Repeat the lines below exactly as they appear, but leave out the images.

───── DATA SUPPLIED ─────

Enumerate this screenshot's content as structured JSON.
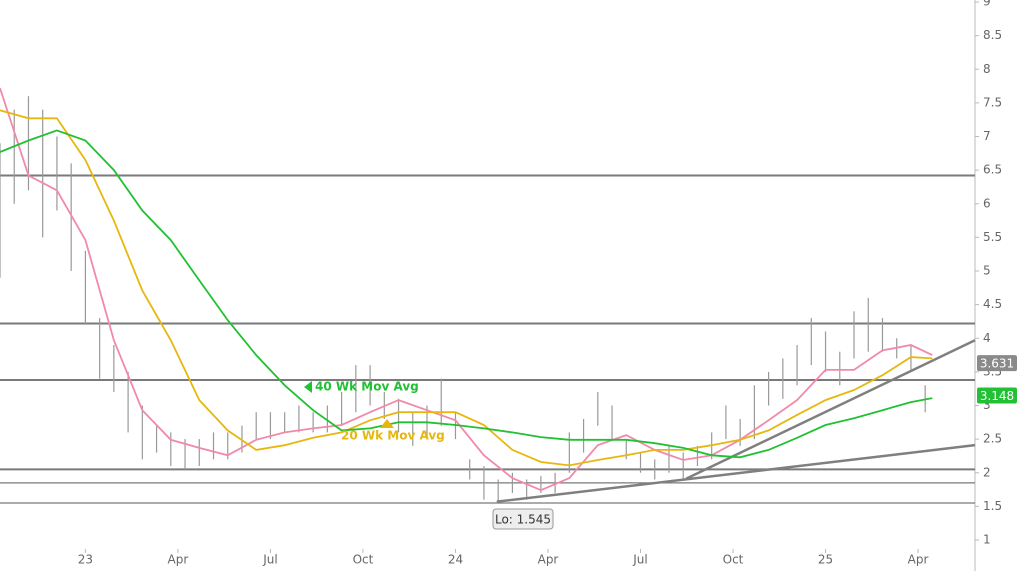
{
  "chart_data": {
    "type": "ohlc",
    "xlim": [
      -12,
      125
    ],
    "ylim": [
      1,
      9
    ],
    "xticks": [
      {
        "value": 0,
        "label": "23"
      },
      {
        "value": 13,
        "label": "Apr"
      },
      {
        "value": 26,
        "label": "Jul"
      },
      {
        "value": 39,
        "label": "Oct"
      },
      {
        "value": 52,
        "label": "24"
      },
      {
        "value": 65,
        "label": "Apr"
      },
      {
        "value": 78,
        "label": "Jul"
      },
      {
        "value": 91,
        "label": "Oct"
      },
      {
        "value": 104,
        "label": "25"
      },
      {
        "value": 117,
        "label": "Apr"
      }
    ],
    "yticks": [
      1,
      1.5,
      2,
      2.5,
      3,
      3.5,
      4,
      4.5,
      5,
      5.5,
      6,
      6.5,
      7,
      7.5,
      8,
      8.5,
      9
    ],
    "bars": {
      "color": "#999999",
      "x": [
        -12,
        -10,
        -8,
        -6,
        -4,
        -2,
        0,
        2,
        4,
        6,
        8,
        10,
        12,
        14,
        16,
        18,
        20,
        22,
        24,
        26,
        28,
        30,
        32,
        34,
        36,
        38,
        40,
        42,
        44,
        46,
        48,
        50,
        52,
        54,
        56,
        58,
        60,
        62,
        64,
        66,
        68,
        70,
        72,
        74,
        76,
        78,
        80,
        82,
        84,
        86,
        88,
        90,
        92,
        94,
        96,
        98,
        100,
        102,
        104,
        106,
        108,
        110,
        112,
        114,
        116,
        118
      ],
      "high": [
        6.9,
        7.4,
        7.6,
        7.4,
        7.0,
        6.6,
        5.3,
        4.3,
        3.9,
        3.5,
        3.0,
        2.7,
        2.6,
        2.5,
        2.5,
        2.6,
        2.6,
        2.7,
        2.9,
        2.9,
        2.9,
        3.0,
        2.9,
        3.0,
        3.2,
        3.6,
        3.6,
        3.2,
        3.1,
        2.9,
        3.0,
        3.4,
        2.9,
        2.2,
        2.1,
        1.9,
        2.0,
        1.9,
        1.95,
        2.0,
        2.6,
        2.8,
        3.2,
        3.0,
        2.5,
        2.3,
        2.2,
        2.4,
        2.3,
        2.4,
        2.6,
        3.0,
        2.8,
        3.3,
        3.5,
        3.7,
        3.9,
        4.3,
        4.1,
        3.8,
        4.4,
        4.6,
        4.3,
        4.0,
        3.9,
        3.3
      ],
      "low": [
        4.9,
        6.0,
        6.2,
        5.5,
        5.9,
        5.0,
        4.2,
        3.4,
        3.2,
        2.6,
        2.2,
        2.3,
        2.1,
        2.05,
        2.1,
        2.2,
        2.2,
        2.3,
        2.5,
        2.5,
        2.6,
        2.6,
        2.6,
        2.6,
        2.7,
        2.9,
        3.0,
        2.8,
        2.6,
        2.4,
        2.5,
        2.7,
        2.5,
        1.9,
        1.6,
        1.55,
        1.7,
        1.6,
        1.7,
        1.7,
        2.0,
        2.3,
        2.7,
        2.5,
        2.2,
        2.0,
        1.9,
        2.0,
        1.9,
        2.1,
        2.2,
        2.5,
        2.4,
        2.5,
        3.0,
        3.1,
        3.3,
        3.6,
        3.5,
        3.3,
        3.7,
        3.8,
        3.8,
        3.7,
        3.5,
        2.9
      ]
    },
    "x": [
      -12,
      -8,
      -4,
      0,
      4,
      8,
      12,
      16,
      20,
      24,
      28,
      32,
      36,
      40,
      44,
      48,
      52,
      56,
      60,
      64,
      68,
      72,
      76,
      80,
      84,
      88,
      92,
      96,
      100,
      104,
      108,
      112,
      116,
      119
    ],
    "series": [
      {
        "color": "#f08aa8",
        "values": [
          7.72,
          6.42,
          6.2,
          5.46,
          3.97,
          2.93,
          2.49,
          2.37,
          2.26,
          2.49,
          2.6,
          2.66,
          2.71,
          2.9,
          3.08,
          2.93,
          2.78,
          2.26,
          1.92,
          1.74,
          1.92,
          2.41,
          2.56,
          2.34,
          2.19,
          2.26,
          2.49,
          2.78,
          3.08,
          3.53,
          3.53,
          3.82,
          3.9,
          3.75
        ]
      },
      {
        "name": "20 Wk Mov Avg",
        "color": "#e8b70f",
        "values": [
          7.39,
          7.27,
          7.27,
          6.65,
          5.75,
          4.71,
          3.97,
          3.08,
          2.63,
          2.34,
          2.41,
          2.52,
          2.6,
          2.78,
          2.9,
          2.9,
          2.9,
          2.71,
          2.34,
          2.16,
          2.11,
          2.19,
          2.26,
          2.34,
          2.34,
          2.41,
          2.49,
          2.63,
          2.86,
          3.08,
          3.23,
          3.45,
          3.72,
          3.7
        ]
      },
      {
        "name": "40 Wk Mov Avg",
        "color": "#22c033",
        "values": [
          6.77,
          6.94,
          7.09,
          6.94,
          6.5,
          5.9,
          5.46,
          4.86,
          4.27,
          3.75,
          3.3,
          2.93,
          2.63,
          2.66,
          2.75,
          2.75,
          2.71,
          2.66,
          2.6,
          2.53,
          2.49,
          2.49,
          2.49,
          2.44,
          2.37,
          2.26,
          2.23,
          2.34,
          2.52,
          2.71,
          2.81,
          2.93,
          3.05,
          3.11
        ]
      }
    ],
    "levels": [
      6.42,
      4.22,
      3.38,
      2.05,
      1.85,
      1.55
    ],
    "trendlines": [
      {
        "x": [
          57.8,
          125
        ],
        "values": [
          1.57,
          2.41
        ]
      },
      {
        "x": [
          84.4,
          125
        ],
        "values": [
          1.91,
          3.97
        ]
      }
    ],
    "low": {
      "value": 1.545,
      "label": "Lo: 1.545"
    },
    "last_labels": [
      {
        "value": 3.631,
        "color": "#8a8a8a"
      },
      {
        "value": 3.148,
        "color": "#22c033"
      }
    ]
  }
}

─────

WRITTEN ANSWER |
Enumerate this screenshot's content as structured JSON.
{
  "chart_data": {
    "type": "ohlc",
    "xlim": [
      -12,
      125
    ],
    "ylim": [
      1,
      9
    ],
    "xticks": [
      {
        "value": 0,
        "label": "23"
      },
      {
        "value": 13,
        "label": "Apr"
      },
      {
        "value": 26,
        "label": "Jul"
      },
      {
        "value": 39,
        "label": "Oct"
      },
      {
        "value": 52,
        "label": "24"
      },
      {
        "value": 65,
        "label": "Apr"
      },
      {
        "value": 78,
        "label": "Jul"
      },
      {
        "value": 91,
        "label": "Oct"
      },
      {
        "value": 104,
        "label": "25"
      },
      {
        "value": 117,
        "label": "Apr"
      }
    ],
    "yticks": [
      1,
      1.5,
      2,
      2.5,
      3,
      3.5,
      4,
      4.5,
      5,
      5.5,
      6,
      6.5,
      7,
      7.5,
      8,
      8.5,
      9
    ],
    "bars": {
      "color": "#999999",
      "x": [
        -12,
        -10,
        -8,
        -6,
        -4,
        -2,
        0,
        2,
        4,
        6,
        8,
        10,
        12,
        14,
        16,
        18,
        20,
        22,
        24,
        26,
        28,
        30,
        32,
        34,
        36,
        38,
        40,
        42,
        44,
        46,
        48,
        50,
        52,
        54,
        56,
        58,
        60,
        62,
        64,
        66,
        68,
        70,
        72,
        74,
        76,
        78,
        80,
        82,
        84,
        86,
        88,
        90,
        92,
        94,
        96,
        98,
        100,
        102,
        104,
        106,
        108,
        110,
        112,
        114,
        116,
        118
      ],
      "high": [
        6.9,
        7.4,
        7.6,
        7.4,
        7.0,
        6.6,
        5.3,
        4.3,
        3.9,
        3.5,
        3.0,
        2.7,
        2.6,
        2.5,
        2.5,
        2.6,
        2.6,
        2.7,
        2.9,
        2.9,
        2.9,
        3.0,
        2.9,
        3.0,
        3.2,
        3.6,
        3.6,
        3.2,
        3.1,
        2.9,
        3.0,
        3.4,
        2.9,
        2.2,
        2.1,
        1.9,
        2.0,
        1.9,
        1.95,
        2.0,
        2.6,
        2.8,
        3.2,
        3.0,
        2.5,
        2.3,
        2.2,
        2.4,
        2.3,
        2.4,
        2.6,
        3.0,
        2.8,
        3.3,
        3.5,
        3.7,
        3.9,
        4.3,
        4.1,
        3.8,
        4.4,
        4.6,
        4.3,
        4.0,
        3.9,
        3.3
      ],
      "low": [
        4.9,
        6.0,
        6.2,
        5.5,
        5.9,
        5.0,
        4.2,
        3.4,
        3.2,
        2.6,
        2.2,
        2.3,
        2.1,
        2.05,
        2.1,
        2.2,
        2.2,
        2.3,
        2.5,
        2.5,
        2.6,
        2.6,
        2.6,
        2.6,
        2.7,
        2.9,
        3.0,
        2.8,
        2.6,
        2.4,
        2.5,
        2.7,
        2.5,
        1.9,
        1.6,
        1.55,
        1.7,
        1.6,
        1.7,
        1.7,
        2.0,
        2.3,
        2.7,
        2.5,
        2.2,
        2.0,
        1.9,
        2.0,
        1.9,
        2.1,
        2.2,
        2.5,
        2.4,
        2.5,
        3.0,
        3.1,
        3.3,
        3.6,
        3.5,
        3.3,
        3.7,
        3.8,
        3.8,
        3.7,
        3.5,
        2.9
      ]
    },
    "x": [
      -12,
      -8,
      -4,
      0,
      4,
      8,
      12,
      16,
      20,
      24,
      28,
      32,
      36,
      40,
      44,
      48,
      52,
      56,
      60,
      64,
      68,
      72,
      76,
      80,
      84,
      88,
      92,
      96,
      100,
      104,
      108,
      112,
      116,
      119
    ],
    "series": [
      {
        "color": "#f08aa8",
        "values": [
          7.72,
          6.42,
          6.2,
          5.46,
          3.97,
          2.93,
          2.49,
          2.37,
          2.26,
          2.49,
          2.6,
          2.66,
          2.71,
          2.9,
          3.08,
          2.93,
          2.78,
          2.26,
          1.92,
          1.74,
          1.92,
          2.41,
          2.56,
          2.34,
          2.19,
          2.26,
          2.49,
          2.78,
          3.08,
          3.53,
          3.53,
          3.82,
          3.9,
          3.75
        ]
      },
      {
        "name": "20 Wk Mov Avg",
        "color": "#e8b70f",
        "values": [
          7.39,
          7.27,
          7.27,
          6.65,
          5.75,
          4.71,
          3.97,
          3.08,
          2.63,
          2.34,
          2.41,
          2.52,
          2.6,
          2.78,
          2.9,
          2.9,
          2.9,
          2.71,
          2.34,
          2.16,
          2.11,
          2.19,
          2.26,
          2.34,
          2.34,
          2.41,
          2.49,
          2.63,
          2.86,
          3.08,
          3.23,
          3.45,
          3.72,
          3.7
        ]
      },
      {
        "name": "40 Wk Mov Avg",
        "color": "#22c033",
        "values": [
          6.77,
          6.94,
          7.09,
          6.94,
          6.5,
          5.9,
          5.46,
          4.86,
          4.27,
          3.75,
          3.3,
          2.93,
          2.63,
          2.66,
          2.75,
          2.75,
          2.71,
          2.66,
          2.6,
          2.53,
          2.49,
          2.49,
          2.49,
          2.44,
          2.37,
          2.26,
          2.23,
          2.34,
          2.52,
          2.71,
          2.81,
          2.93,
          3.05,
          3.11
        ]
      }
    ],
    "levels": [
      6.42,
      4.22,
      3.38,
      2.05,
      1.85,
      1.55
    ],
    "trendlines": [
      {
        "x": [
          57.8,
          125
        ],
        "values": [
          1.57,
          2.41
        ]
      },
      {
        "x": [
          84.4,
          125
        ],
        "values": [
          1.91,
          3.97
        ]
      }
    ],
    "low": {
      "value": 1.545,
      "label": "Lo: 1.545"
    },
    "last_labels": [
      {
        "value": 3.631,
        "color": "#8a8a8a"
      },
      {
        "value": 3.148,
        "color": "#22c033"
      }
    ]
  }
}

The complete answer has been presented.